▶ _WHAT TO WORK ON_:
Search the listing below for the word "this" and copy each line that holds it.

▶ _RAW RECORDS_:
►
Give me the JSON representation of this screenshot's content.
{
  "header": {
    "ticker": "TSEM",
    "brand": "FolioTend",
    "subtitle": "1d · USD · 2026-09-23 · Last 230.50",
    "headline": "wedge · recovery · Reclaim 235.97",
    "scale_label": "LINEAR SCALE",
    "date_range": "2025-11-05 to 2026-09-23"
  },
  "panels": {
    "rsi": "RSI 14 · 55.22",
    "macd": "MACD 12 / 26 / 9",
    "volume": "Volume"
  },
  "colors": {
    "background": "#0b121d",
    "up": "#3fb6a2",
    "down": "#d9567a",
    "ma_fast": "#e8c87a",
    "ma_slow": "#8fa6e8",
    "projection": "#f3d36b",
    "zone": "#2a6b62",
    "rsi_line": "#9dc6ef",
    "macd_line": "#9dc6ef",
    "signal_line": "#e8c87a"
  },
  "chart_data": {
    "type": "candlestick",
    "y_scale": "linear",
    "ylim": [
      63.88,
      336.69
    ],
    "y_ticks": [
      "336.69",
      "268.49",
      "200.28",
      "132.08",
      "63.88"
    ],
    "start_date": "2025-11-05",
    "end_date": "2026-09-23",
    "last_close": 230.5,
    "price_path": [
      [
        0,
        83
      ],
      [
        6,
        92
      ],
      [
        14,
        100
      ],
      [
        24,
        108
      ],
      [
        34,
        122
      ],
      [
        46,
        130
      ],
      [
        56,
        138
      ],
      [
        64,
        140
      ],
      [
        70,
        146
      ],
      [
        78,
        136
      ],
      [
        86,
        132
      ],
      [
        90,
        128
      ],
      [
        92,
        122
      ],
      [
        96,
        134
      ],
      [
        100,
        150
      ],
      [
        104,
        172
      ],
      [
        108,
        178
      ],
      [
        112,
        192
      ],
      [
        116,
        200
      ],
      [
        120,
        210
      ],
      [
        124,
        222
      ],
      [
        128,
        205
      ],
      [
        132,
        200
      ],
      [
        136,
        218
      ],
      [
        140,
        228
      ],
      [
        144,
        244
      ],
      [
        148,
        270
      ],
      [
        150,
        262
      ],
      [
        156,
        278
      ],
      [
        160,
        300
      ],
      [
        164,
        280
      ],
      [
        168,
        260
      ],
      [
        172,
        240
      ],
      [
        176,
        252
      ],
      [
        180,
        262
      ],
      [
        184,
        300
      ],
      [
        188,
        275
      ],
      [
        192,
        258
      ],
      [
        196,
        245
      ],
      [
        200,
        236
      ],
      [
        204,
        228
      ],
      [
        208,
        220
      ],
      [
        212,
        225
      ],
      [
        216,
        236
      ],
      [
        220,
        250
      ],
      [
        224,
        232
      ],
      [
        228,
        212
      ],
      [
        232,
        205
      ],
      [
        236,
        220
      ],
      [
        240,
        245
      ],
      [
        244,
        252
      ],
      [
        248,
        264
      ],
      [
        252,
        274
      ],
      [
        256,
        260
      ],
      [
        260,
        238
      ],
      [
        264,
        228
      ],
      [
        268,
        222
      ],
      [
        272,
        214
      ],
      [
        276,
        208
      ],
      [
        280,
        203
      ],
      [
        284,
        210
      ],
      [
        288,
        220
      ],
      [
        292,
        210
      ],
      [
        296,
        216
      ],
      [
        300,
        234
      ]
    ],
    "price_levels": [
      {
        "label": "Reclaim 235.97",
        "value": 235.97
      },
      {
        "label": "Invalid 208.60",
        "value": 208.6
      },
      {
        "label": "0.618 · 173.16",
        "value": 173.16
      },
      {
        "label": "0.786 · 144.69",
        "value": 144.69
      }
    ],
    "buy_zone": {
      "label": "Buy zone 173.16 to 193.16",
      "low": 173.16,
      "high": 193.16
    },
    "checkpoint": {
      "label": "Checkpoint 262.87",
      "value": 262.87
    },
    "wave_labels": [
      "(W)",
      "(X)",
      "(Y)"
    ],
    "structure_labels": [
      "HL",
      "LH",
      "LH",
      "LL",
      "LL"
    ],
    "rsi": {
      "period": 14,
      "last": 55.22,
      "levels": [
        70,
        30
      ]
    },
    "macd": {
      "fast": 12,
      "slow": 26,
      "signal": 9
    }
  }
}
◄
►
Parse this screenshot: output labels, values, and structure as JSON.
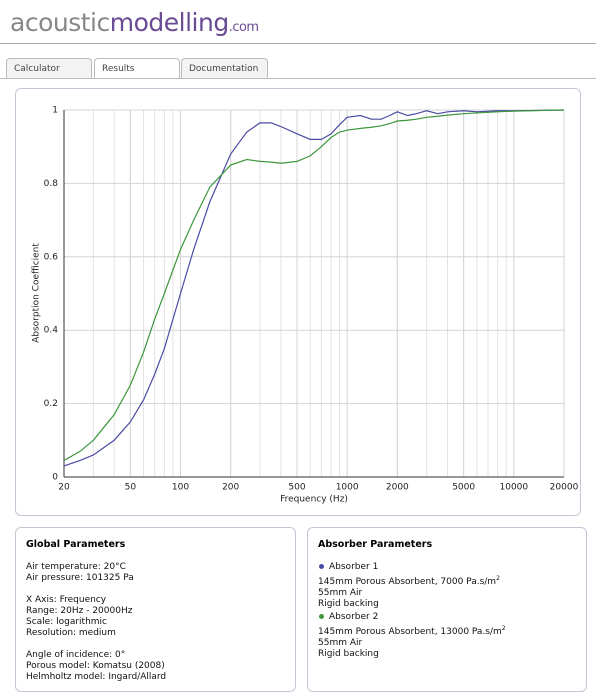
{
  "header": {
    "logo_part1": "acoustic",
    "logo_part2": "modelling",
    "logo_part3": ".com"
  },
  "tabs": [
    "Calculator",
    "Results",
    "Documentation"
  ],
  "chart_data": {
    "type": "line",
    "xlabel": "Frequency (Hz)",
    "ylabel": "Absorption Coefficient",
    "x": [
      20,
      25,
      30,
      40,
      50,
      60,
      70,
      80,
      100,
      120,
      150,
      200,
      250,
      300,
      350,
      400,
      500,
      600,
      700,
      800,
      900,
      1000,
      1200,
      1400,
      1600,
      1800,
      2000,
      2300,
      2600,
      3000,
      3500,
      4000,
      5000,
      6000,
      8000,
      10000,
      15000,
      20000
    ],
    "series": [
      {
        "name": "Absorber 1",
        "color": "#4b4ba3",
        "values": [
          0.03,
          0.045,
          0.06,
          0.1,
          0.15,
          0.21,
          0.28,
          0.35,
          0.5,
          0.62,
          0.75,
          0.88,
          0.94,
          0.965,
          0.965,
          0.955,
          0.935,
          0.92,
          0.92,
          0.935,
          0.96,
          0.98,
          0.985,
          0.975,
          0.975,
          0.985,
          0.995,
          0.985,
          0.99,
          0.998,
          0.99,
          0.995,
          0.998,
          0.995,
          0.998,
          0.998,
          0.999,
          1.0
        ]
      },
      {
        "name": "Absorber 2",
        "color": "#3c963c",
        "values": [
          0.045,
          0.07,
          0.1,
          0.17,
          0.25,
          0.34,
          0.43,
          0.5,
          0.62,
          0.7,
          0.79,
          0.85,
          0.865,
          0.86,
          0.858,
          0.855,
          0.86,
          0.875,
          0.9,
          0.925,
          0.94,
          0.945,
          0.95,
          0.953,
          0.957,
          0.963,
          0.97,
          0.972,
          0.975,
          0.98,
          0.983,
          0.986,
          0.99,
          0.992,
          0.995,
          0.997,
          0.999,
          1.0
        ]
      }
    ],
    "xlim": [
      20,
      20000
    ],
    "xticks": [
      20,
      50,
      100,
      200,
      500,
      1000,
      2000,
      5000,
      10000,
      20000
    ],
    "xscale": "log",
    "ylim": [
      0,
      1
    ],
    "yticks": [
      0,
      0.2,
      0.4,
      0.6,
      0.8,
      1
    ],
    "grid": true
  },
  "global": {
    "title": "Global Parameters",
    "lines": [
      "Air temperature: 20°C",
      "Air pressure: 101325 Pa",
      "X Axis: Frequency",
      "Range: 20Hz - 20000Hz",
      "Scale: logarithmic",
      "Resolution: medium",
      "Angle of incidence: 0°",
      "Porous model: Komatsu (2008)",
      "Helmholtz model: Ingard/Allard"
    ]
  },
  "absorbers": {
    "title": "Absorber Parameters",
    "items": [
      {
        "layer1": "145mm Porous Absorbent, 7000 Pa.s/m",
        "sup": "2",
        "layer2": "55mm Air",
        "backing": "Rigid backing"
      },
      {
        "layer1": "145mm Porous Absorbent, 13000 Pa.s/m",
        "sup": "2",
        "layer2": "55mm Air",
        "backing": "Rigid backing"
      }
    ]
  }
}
◄
►
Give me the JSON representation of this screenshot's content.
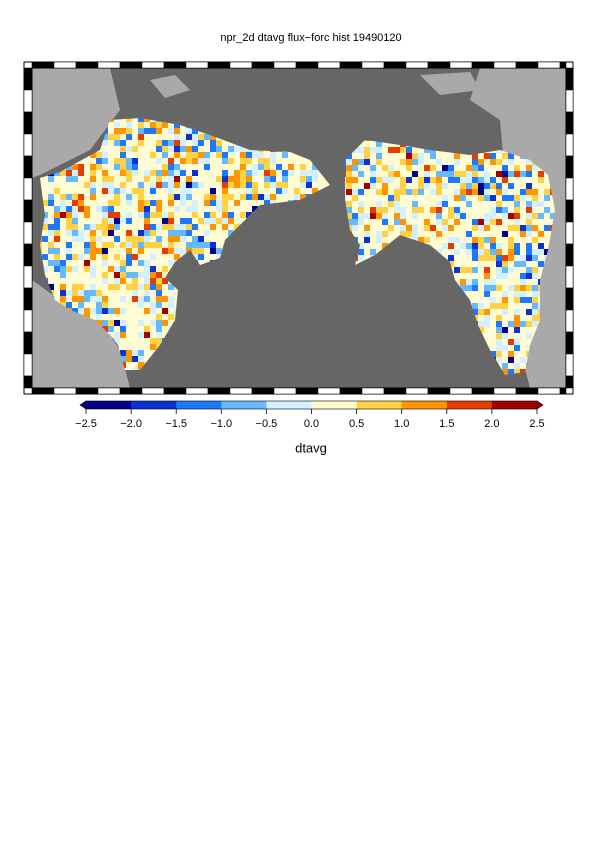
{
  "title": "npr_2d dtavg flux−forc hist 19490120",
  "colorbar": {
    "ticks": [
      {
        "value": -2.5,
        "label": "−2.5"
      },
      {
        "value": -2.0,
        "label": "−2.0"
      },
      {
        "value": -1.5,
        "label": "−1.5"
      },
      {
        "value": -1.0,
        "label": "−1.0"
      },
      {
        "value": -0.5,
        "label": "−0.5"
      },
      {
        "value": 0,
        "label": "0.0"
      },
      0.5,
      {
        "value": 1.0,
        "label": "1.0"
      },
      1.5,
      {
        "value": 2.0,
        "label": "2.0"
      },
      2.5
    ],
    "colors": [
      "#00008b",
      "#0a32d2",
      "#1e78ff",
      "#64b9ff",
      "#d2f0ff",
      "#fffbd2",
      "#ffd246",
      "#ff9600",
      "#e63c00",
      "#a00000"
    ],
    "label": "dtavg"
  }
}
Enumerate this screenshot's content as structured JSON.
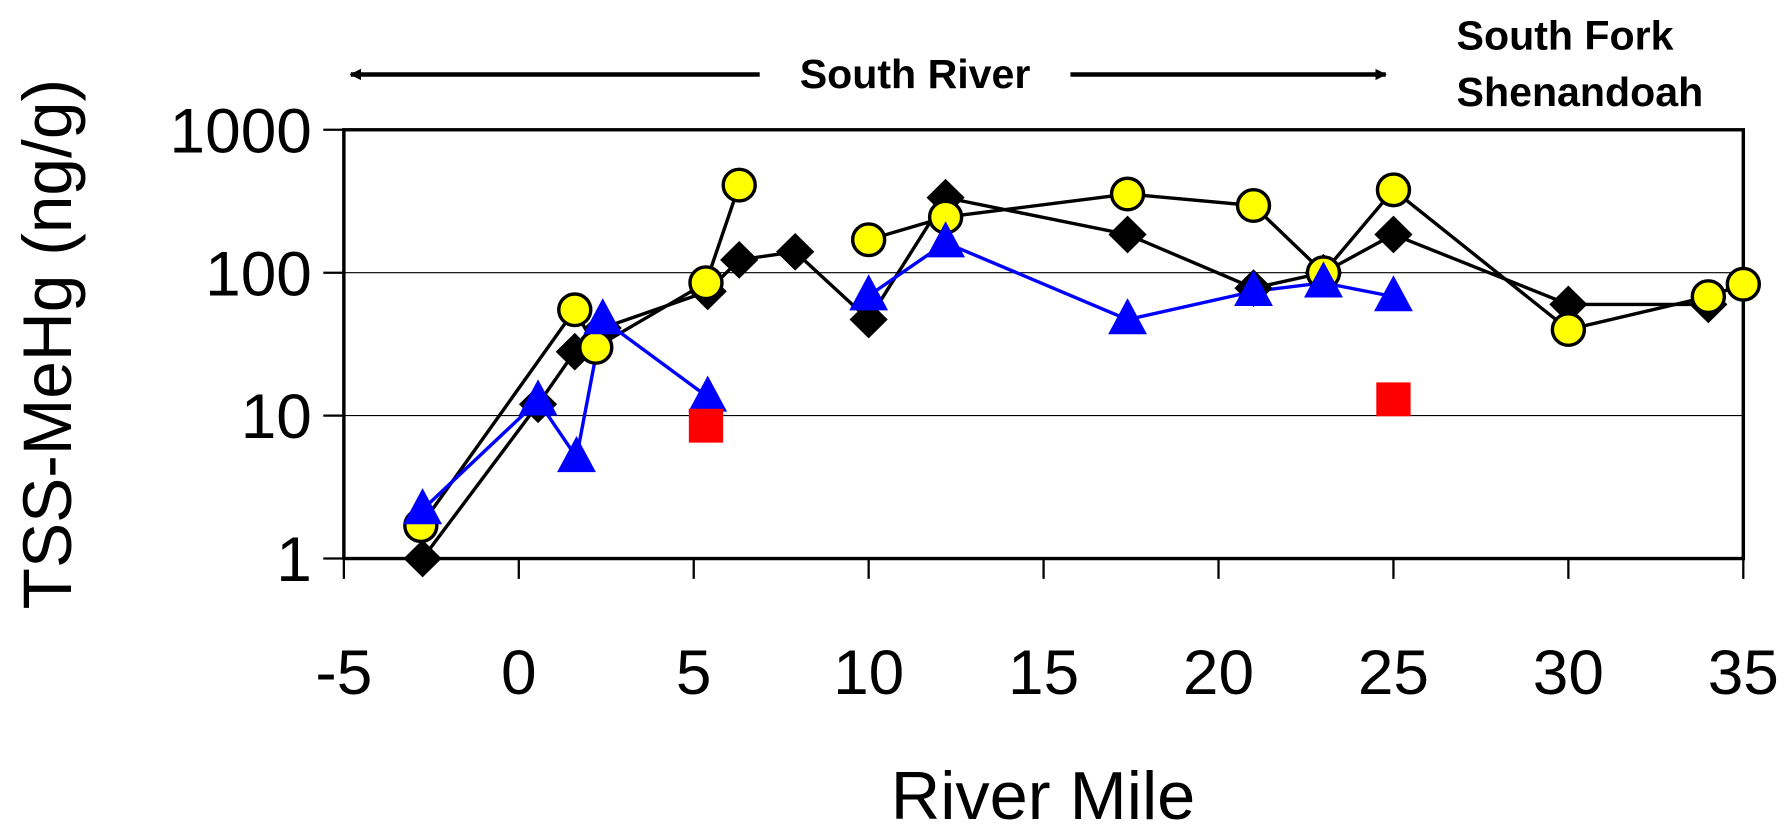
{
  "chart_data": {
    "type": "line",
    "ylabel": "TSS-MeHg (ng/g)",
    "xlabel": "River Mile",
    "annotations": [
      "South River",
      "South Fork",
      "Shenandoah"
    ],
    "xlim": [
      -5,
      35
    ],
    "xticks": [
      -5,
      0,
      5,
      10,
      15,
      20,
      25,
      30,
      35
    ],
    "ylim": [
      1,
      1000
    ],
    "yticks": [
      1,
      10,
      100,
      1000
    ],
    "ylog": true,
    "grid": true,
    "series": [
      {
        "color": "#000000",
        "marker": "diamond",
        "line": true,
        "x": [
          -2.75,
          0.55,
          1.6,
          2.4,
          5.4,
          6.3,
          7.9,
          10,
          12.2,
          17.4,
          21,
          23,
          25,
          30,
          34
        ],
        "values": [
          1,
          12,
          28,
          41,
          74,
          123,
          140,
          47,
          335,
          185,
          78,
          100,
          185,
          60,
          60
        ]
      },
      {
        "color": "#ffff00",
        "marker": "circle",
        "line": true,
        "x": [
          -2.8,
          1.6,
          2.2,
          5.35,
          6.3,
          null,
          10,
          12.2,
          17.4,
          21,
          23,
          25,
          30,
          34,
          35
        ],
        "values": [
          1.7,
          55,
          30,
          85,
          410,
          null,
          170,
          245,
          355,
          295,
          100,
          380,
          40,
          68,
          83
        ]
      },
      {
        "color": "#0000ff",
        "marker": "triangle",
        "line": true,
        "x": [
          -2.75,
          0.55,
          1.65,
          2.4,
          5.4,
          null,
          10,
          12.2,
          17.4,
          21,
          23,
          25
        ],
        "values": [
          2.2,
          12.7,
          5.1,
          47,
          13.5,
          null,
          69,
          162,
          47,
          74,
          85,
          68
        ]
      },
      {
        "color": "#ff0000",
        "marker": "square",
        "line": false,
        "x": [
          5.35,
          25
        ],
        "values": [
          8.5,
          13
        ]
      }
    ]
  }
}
◄
▶ _TASK RESULT_:
Give me the JSON representation of this screenshot's content.
Parse this screenshot: output labels, values, and structure as JSON.
Give me the JSON representation of this screenshot's content.
Enumerate this screenshot's content as structured JSON.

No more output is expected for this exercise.